• [YOUR GOAL]:
Take every line from the listing below that contains "triangle".

* START PROVIDED RECORDS *

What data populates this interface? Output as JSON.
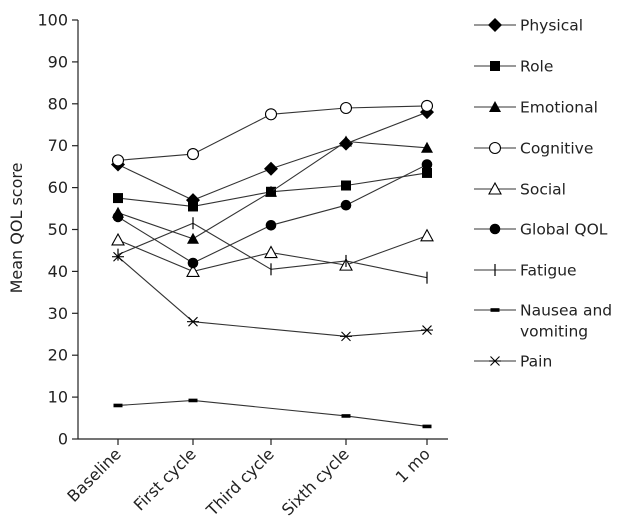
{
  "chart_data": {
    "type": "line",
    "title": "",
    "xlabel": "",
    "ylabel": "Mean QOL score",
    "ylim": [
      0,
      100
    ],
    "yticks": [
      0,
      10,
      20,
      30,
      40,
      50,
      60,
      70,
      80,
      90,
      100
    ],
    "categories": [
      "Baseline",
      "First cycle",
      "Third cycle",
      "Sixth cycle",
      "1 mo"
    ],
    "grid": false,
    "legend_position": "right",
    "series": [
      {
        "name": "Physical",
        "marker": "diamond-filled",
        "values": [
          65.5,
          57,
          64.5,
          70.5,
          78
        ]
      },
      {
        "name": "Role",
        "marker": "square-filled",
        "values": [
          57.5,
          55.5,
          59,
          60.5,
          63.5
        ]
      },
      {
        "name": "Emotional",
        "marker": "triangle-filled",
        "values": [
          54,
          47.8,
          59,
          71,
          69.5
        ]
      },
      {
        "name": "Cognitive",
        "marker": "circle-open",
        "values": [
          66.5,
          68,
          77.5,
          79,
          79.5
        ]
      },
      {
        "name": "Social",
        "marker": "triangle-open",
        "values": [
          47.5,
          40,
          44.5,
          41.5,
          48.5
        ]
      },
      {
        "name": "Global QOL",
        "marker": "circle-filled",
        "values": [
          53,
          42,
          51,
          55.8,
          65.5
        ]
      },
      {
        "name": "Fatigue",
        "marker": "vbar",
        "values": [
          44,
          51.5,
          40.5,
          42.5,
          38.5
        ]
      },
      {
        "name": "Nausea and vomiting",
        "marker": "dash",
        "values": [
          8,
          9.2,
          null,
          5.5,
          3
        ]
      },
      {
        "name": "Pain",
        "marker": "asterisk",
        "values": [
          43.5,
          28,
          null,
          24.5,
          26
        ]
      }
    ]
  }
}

* END PROVIDED RECORDS *

• [OUTPUT OF THE TASK]:
        "marker": "triangle-filled",
        "marker": "triangle-open",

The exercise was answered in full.